WORK ITEM: Every single entry below should be reproduced verbatim.

EXERCISE INPUT:
━━━━━━━━
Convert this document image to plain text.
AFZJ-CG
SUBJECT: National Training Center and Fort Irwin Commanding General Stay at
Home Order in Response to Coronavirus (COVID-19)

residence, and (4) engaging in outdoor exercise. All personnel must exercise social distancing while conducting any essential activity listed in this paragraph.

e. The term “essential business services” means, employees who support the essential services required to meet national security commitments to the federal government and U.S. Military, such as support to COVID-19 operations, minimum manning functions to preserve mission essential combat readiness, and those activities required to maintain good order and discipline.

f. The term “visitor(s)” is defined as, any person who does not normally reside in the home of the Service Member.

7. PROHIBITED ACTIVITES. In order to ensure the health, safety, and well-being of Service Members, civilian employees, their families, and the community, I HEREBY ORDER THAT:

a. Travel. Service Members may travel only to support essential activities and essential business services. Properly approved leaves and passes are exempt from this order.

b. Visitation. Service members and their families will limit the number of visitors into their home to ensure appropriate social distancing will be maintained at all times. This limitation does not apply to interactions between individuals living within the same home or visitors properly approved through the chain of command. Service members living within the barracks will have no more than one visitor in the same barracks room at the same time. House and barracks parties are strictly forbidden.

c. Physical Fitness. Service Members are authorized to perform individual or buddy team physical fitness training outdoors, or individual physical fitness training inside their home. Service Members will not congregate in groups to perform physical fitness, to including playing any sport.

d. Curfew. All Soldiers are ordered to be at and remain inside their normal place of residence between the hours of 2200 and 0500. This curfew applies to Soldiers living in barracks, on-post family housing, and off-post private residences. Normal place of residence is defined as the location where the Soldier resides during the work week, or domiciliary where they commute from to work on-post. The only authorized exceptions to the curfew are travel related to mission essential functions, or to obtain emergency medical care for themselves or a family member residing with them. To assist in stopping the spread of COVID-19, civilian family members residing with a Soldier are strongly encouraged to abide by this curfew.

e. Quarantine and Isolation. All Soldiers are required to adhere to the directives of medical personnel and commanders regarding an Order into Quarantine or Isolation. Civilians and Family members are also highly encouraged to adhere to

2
━━━━━━━━
REPLY:
Convert this document image to plain text.
AFZJ-CG
SUBJECT: National Training Center and Fort Irwin Commanding General Stay at
Home Order in Response to Coronavirus (COVID-19)

residence, and (4) engaging in outdoor exercise. All personnel must exercise social distancing while conducting any essential activity listed in this paragraph.

e. The term “essential business services” means, employees who support the essential services required to meet national security commitments to the federal government and U.S. Military, such as support to COVID-19 operations, minimum manning functions to preserve mission essential combat readiness, and those activities required to maintain good order and discipline.

f. The term “visitor(s)” is defined as, any person who does not normally reside in the home of the Service Member.

7. PROHIBITED ACTIVITES. In order to ensure the health, safety, and well-being of Service Members, civilian employees, their families, and the community, I HEREBY ORDER THAT:

a. Travel. Service Members may travel only to support essential activities and essential business services. Properly approved leaves and passes are exempt from this order.

b. Visitation. Service members and their families will limit the number of visitors into their home to ensure appropriate social distancing will be maintained at all times. This limitation does not apply to interactions between individuals living within the same home or visitors properly approved through the chain of command. Service members living within the barracks will have no more than one visitor in the same barracks room at the same time. House and barracks parties are strictly forbidden.

c. Physical Fitness. Service Members are authorized to perform individual or buddy team physical fitness training outdoors, or individual physical fitness training inside their home. Service Members will not congregate in groups to perform physical fitness, to including playing any sport.

d. Curfew. All Soldiers are ordered to be at and remain inside their normal place of residence between the hours of 2200 and 0500. This curfew applies to Soldiers living in barracks, on-post family housing, and off-post private residences. Normal place of residence is defined as the location where the Soldier resides during the work week, or domiciliary where they commute from to work on-post. The only authorized exceptions to the curfew are travel related to mission essential functions, or to obtain emergency medical care for themselves or a family member residing with them. To assist in stopping the spread of COVID-19, civilian family members residing with a Soldier are strongly encouraged to abide by this curfew.

e. Quarantine and Isolation. All Soldiers are required to adhere to the directives of medical personnel and commanders regarding an Order into Quarantine or Isolation. Civilians and Family members are also highly encouraged to adhere to

2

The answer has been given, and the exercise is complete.